[Begin Recorded data]

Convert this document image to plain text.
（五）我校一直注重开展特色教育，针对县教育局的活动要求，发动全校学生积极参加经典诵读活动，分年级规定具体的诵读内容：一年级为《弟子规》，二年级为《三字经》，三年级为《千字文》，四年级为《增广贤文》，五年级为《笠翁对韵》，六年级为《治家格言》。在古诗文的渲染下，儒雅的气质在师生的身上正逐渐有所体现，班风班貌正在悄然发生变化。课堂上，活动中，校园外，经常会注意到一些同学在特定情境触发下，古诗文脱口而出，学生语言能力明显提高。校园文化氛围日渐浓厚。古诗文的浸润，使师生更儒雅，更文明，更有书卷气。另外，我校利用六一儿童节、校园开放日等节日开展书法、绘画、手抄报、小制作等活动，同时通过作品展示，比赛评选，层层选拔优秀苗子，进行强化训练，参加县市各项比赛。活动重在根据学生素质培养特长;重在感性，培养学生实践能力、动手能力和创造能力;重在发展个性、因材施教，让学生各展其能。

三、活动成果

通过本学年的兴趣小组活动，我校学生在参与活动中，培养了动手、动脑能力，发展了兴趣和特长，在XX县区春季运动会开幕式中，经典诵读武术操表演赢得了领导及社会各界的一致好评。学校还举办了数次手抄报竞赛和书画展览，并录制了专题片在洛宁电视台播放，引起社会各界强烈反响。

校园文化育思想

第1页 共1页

[End Recorded data]

» The task:
Pull out each record as written and restate it exactly.

» Problem solution:
Convert this document image to plain text.
（五）我校一直注重开展特色教育，针对县教育局的活动要求，发动全校学生积极参加经典诵读活动，分年级规定具体的诵读内容：一年级为《弟子规》，二年级为《三字经》，三年级为《千字文》，四年级为《增广贤文》，五年级为《笠翁对韵》，六年级为《治家格言》。在古诗文的渲染下，儒雅的气质在师生的身上正逐渐有所体现，班风班貌正在悄然发生变化。课堂上，活动中，校园外，经常会注意到一些同学在特定情境触发下，古诗文脱口而出，学生语言能力明显提高。校园文化氛围日渐浓厚。古诗文的浸润，使师生更儒雅，更文明，更有书卷气。另外，我校利用六一儿童节、校园开放日等节日开展书法、绘画、手抄报、小制作等活动，同时通过作品展示，比赛评选，层层选拔优秀苗子，进行强化训练，参加县市各项比赛。活动重在根据学生素质培养特长;重在感性，培养学生实践能力、动手能力和创造能力;重在发展个性、因材施教，让学生各展其能。

三、活动成果

通过本学年的兴趣小组活动，我校学生在参与活动中，培养了动手、动脑能力，发展了兴趣和特长，在XX县区春季运动会开幕式中，经典诵读武术操表演赢得了领导及社会各界的一致好评。学校还举办了数次手抄报竞赛和书画展览，并录制了专题片在洛宁电视台播放，引起社会各界强烈反响。

校园文化育思想

第1页 共1页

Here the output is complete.